=== RECORDS TO PROCESS ===

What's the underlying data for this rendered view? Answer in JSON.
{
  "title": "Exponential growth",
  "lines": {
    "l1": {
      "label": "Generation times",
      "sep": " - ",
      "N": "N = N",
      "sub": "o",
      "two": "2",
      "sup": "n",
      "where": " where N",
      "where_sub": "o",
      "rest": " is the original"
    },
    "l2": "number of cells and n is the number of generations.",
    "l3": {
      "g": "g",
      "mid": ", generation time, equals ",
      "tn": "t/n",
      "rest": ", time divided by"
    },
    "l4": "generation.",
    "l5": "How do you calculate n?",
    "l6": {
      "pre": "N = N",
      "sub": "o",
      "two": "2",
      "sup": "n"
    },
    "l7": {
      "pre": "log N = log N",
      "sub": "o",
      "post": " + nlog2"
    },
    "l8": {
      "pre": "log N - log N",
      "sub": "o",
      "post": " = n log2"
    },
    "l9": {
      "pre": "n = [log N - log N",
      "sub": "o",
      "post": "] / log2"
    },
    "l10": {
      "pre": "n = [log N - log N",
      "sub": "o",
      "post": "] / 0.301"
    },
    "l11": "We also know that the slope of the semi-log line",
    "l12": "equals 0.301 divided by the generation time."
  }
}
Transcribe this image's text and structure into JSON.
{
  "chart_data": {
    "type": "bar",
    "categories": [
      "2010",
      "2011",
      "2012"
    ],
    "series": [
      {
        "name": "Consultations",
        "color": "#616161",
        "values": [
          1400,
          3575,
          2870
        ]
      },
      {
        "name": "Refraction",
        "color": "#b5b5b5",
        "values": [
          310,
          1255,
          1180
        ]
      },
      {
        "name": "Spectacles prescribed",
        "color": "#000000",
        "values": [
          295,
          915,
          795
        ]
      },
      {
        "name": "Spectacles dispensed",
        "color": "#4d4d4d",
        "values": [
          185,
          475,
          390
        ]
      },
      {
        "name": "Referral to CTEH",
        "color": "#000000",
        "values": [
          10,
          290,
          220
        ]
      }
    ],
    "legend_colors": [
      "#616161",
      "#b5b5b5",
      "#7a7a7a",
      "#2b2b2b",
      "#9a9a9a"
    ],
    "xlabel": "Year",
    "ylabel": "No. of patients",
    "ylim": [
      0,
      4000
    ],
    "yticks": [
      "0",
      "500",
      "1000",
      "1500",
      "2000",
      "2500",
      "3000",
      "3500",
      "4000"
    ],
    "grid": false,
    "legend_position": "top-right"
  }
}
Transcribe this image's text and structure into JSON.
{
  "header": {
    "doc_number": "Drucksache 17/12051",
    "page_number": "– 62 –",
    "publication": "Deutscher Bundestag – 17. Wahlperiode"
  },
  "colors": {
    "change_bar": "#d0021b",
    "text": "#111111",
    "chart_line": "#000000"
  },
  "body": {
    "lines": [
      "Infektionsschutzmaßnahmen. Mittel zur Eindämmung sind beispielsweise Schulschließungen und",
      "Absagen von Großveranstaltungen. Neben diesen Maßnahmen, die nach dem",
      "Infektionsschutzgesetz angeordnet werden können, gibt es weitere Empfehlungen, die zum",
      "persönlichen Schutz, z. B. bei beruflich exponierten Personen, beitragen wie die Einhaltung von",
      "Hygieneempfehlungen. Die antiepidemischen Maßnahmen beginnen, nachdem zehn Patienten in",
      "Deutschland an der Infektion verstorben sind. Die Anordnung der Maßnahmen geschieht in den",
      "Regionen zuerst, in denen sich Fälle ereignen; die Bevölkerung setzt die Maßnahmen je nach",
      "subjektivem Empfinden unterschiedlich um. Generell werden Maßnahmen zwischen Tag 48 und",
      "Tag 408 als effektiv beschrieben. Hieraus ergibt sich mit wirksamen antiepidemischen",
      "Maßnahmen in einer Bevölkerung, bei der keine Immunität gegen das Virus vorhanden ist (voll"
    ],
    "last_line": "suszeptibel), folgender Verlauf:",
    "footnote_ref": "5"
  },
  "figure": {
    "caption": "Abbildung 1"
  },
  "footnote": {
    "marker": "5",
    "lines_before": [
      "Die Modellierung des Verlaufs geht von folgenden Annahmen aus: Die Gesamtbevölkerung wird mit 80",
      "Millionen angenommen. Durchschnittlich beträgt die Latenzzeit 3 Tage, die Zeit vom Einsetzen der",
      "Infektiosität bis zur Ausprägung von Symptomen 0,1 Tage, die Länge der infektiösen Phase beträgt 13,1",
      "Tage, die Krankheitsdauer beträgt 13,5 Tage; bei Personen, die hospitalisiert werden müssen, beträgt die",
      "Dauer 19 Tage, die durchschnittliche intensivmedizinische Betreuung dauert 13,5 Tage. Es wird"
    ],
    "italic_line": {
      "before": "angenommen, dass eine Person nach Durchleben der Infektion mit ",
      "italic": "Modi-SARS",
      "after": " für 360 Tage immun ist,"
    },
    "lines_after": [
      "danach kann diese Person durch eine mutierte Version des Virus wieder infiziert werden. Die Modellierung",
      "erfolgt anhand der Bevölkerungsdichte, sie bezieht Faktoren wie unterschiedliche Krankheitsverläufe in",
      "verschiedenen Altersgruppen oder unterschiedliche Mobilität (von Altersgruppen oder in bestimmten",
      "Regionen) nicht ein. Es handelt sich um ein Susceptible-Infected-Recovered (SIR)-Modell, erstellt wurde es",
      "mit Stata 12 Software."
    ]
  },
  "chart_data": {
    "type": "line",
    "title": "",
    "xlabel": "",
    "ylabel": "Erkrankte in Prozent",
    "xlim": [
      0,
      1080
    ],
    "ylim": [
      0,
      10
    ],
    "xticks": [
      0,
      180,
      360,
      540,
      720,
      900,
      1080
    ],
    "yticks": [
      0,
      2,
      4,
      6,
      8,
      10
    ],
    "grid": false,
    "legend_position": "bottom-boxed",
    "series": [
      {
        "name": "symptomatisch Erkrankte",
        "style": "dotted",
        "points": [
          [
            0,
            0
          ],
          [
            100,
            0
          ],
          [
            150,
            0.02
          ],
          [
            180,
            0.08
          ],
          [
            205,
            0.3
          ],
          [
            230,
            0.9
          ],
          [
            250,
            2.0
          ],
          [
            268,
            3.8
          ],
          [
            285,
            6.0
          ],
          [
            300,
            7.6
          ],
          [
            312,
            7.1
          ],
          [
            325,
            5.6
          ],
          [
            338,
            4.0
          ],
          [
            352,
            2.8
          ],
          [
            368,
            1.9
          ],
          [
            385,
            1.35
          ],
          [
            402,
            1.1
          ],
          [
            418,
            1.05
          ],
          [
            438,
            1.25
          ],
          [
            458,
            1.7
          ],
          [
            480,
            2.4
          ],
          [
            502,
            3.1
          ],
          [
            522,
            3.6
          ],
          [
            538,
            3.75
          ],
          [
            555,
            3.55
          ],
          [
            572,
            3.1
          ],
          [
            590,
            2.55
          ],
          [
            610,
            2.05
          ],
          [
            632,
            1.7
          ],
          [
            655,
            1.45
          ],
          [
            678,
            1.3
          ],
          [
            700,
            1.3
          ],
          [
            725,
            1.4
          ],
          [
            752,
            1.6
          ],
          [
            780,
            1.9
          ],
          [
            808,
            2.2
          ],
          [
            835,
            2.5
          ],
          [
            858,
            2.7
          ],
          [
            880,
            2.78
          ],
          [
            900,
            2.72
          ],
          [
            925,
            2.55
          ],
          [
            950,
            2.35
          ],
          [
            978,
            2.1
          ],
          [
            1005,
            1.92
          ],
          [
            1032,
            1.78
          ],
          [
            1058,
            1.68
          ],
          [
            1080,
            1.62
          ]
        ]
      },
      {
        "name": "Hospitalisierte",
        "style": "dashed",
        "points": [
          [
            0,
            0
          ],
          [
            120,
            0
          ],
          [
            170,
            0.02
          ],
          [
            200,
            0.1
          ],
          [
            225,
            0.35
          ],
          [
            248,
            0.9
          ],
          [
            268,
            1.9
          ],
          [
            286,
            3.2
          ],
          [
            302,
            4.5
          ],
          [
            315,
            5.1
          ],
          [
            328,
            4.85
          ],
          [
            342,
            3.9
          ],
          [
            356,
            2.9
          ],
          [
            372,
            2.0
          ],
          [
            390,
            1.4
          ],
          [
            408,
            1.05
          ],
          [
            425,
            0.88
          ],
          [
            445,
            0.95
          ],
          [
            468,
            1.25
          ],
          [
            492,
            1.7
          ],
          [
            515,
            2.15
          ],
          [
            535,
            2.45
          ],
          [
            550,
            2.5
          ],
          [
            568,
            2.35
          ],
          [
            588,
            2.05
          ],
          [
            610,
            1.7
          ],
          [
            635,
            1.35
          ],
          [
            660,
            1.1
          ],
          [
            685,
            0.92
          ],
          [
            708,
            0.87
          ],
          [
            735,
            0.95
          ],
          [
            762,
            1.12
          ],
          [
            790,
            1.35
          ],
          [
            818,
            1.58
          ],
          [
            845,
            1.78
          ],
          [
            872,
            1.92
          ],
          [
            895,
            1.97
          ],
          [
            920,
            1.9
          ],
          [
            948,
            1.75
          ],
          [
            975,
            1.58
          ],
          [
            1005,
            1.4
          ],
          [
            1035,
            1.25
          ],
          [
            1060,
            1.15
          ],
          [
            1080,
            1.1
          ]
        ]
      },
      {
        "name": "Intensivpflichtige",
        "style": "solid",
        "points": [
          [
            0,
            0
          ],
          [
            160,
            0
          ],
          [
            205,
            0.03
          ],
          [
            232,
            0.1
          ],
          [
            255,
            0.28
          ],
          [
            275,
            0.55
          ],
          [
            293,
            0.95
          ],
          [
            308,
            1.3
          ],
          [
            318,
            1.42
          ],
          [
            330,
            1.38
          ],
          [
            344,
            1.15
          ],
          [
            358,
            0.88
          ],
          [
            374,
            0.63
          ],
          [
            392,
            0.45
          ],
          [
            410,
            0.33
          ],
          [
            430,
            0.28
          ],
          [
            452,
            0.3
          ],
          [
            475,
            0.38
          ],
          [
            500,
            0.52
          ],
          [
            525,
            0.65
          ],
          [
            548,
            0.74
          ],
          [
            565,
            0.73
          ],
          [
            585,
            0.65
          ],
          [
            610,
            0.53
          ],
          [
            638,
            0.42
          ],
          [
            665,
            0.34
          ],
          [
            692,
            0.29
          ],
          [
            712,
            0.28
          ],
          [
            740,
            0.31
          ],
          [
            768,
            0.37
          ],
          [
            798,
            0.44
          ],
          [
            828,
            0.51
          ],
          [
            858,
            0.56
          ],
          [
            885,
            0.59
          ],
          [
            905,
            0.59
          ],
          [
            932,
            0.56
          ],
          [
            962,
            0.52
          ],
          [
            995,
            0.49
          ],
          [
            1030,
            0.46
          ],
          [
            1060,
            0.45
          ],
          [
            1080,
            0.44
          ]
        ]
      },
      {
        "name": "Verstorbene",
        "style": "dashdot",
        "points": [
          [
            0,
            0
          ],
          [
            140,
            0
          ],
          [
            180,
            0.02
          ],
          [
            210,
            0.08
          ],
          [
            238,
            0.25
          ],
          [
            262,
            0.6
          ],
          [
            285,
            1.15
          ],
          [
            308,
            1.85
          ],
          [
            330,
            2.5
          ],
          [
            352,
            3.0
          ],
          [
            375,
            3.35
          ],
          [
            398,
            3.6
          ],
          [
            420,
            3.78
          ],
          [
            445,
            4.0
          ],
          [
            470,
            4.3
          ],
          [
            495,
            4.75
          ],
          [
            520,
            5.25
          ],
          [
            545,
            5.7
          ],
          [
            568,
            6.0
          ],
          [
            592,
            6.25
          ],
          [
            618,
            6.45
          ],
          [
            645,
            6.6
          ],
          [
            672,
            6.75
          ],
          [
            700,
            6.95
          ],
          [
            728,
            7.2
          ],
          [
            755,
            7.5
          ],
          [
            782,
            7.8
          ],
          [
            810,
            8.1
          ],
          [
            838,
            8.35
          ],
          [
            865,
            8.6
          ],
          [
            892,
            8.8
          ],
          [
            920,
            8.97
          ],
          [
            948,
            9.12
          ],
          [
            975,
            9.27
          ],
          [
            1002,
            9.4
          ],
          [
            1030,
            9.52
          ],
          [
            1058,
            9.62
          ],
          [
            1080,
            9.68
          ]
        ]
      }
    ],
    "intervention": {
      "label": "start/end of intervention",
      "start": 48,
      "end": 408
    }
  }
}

===

WORK INSTRUCTION:
Each line above where the word "antiepidemischen" occurs should be copied out.

SOLUTION TO THIS PROBLEM:
      "Hygieneempfehlungen. Die antiepidemischen Maßnahmen beginnen, nachdem zehn Patienten in",
      "Tag 408 als effektiv beschrieben. Hieraus ergibt sich mit wirksamen antiepidemischen",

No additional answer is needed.